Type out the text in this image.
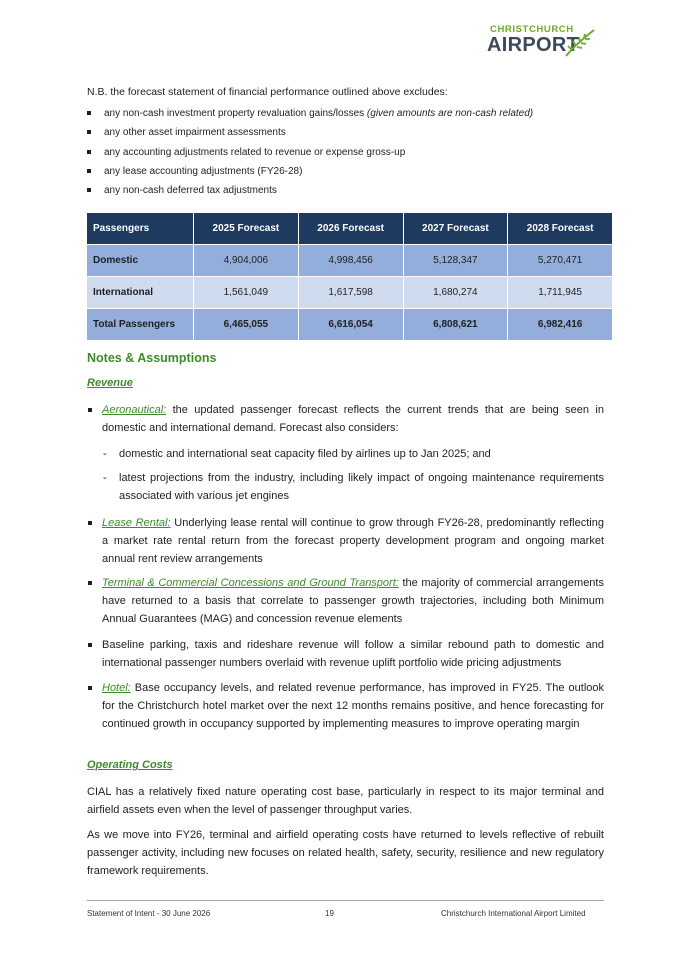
CHRISTCHURCH
AIRPORT
N.B. the forecast statement of financial performance outlined above excludes:
any non-cash investment property revaluation gains/losses (given amounts are non-cash related)
any other asset impairment assessments
any accounting adjustments related to revenue or expense gross-up
any lease accounting adjustments (FY26-28)
any non-cash deferred tax adjustments
Passengers	2025 Forecast	2026 Forecast	2027 Forecast	2028 Forecast
Domestic	4,904,006	4,998,456	5,128,347	5,270,471
International	1,561,049	1,617,598	1,680,274	1,711,945
Total Passengers	6,465,055	6,616,054	6,808,621	6,982,416
Notes & Assumptions
Revenue
Aeronautical: the updated passenger forecast reflects the current trends that are being seen in domestic and international demand. Forecast also considers:
- domestic and international seat capacity filed by airlines up to Jan 2025; and
- latest projections from the industry, including likely impact of ongoing maintenance requirements associated with various jet engines
Lease Rental: Underlying lease rental will continue to grow through FY26-28, predominantly reflecting a market rate rental return from the forecast property development program and ongoing market annual rent review arrangements
Terminal & Commercial Concessions and Ground Transport: the majority of commercial arrangements have returned to a basis that correlate to passenger growth trajectories, including both Minimum Annual Guarantees (MAG) and concession revenue elements
Baseline parking, taxis and rideshare revenue will follow a similar rebound path to domestic and international passenger numbers overlaid with revenue uplift portfolio wide pricing adjustments
Hotel: Base occupancy levels, and related revenue performance, has improved in FY25. The outlook for the Christchurch hotel market over the next 12 months remains positive, and hence forecasting for continued growth in occupancy supported by implementing measures to improve operating margin
Operating Costs
CIAL has a relatively fixed nature operating cost base, particularly in respect to its major terminal and airfield assets even when the level of passenger throughput varies.
As we move into FY26, terminal and airfield operating costs have returned to levels reflective of rebuilt passenger activity, including new focuses on related health, safety, security, resilience and new regulatory framework requirements.
Statement of Intent - 30 June 2026	19	Christchurch International Airport Limited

● ● ● ●

| Instructions to follow |
Pick out the lines containing the string "adjustments".

| Full response |
any accounting adjustments related to revenue or expense gross-up
any lease accounting adjustments (FY26-28)
any non-cash deferred tax adjustments
Baseline parking, taxis and rideshare revenue will follow a similar rebound path to domestic and international passenger numbers overlaid with revenue uplift portfolio wide pricing adjustments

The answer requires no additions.